> [Objective]:
Of the lines listed below, how many contain the string "title"? Answer with the number alone.

Source records:
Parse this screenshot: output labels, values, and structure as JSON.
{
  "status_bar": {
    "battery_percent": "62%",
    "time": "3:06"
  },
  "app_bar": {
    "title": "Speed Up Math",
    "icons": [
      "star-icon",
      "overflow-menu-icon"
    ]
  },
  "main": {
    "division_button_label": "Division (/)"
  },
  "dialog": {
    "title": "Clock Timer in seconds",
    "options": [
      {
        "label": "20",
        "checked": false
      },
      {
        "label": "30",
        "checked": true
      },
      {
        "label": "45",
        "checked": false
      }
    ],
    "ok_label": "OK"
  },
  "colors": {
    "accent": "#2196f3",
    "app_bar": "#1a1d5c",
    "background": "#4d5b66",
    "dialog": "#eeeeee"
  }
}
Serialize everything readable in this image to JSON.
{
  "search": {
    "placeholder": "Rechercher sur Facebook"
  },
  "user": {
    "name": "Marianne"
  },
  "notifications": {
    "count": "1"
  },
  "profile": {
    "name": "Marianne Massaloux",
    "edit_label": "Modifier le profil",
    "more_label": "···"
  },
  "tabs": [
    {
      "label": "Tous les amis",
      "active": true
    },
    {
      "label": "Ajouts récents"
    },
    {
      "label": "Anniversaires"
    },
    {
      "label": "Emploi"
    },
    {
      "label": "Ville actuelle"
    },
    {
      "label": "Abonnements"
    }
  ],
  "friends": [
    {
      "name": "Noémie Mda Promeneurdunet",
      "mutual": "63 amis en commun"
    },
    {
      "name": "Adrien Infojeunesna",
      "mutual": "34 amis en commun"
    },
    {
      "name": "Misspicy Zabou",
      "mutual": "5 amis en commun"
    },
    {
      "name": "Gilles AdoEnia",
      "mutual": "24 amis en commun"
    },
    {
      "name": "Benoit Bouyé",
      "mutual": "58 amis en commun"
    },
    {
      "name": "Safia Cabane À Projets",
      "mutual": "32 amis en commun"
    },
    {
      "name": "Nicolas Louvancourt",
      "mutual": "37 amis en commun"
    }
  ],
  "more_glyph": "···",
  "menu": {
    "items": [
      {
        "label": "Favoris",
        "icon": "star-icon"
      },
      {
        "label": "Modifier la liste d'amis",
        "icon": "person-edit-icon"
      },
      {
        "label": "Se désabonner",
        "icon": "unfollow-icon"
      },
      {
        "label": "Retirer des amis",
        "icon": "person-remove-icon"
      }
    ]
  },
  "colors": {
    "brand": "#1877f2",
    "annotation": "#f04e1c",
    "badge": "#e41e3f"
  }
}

> [Problem solution]:
2